=== To be done ===
List all lines in the material below that contain "Burger".
* Begin Supplied data *
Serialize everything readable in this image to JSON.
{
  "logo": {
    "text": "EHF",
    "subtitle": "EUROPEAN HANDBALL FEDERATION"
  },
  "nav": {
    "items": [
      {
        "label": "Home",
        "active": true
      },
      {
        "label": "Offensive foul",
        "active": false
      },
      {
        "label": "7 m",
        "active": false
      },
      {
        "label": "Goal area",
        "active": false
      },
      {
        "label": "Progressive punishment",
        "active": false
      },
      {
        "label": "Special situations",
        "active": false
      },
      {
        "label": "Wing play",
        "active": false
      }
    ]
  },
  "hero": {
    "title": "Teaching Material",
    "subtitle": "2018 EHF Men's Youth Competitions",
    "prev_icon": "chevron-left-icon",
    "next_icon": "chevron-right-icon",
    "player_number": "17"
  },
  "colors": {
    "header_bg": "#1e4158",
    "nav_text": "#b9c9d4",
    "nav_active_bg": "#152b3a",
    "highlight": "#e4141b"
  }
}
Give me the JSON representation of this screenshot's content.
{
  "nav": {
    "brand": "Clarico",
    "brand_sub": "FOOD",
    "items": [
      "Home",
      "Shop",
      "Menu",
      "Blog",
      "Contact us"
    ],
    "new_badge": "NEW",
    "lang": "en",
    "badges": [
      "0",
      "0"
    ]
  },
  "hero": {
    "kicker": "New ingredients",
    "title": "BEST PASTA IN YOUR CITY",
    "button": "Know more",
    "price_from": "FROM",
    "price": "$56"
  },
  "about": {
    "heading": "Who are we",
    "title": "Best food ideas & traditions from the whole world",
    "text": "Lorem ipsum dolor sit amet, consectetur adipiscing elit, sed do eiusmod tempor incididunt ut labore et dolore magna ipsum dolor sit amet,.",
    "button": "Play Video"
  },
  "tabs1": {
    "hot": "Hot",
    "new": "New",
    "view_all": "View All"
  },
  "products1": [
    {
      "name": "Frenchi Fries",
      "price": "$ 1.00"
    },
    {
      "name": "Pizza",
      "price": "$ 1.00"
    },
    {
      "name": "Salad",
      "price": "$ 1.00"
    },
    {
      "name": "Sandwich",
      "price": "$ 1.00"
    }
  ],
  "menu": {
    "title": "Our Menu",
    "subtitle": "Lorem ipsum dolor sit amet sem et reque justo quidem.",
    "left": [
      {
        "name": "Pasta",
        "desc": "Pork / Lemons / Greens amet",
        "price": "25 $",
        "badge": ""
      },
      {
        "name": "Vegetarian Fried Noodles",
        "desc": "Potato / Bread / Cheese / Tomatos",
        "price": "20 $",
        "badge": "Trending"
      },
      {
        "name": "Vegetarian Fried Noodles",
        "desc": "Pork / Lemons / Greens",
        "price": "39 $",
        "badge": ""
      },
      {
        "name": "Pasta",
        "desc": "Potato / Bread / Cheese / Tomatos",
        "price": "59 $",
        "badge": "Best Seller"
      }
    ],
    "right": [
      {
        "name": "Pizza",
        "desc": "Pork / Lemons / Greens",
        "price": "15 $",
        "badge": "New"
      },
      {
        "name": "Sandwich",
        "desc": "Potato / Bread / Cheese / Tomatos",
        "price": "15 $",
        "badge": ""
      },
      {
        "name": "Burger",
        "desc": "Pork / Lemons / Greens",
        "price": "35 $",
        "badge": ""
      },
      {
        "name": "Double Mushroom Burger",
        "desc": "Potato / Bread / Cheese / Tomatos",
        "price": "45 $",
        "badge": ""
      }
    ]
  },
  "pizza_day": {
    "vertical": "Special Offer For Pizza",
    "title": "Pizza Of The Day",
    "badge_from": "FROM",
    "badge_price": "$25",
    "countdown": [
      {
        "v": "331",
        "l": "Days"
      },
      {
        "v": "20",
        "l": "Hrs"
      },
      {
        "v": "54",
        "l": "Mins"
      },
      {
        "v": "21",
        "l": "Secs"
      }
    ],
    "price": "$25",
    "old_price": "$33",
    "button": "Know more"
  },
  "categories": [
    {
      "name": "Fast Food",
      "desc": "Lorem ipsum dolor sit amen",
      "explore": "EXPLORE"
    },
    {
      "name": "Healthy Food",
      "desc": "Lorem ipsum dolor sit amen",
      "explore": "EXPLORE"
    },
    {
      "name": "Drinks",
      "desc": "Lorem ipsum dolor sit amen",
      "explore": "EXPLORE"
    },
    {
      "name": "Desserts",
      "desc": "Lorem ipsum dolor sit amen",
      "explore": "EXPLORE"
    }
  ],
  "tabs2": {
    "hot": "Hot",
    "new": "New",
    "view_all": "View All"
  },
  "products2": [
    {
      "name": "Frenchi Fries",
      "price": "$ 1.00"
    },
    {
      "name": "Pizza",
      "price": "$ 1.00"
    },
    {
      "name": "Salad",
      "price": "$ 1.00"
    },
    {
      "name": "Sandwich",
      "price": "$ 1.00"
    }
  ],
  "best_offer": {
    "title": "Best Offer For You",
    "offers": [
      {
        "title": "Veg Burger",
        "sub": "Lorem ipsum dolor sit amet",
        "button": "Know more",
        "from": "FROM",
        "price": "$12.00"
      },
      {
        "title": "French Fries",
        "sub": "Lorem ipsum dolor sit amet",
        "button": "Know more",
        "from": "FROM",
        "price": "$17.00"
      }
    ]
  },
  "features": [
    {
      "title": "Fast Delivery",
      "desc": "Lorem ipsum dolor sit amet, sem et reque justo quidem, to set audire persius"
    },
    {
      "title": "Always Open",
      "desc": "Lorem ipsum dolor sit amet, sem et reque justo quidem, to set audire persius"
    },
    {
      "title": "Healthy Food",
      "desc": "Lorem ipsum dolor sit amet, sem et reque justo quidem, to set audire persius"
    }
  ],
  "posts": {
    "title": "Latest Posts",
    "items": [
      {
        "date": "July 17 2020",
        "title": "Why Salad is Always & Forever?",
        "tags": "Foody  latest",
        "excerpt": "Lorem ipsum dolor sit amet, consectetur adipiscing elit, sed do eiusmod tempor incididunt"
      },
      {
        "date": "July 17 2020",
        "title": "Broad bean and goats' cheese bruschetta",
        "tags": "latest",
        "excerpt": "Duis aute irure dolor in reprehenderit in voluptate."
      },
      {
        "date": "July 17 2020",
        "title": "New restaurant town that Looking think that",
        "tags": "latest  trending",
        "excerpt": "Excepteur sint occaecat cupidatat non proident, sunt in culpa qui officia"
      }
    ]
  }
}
* End Supplied data *
=== Exercise response ===
        "name": "Burger",
        "name": "Double Mushroom Burger",
        "title": "Veg Burger",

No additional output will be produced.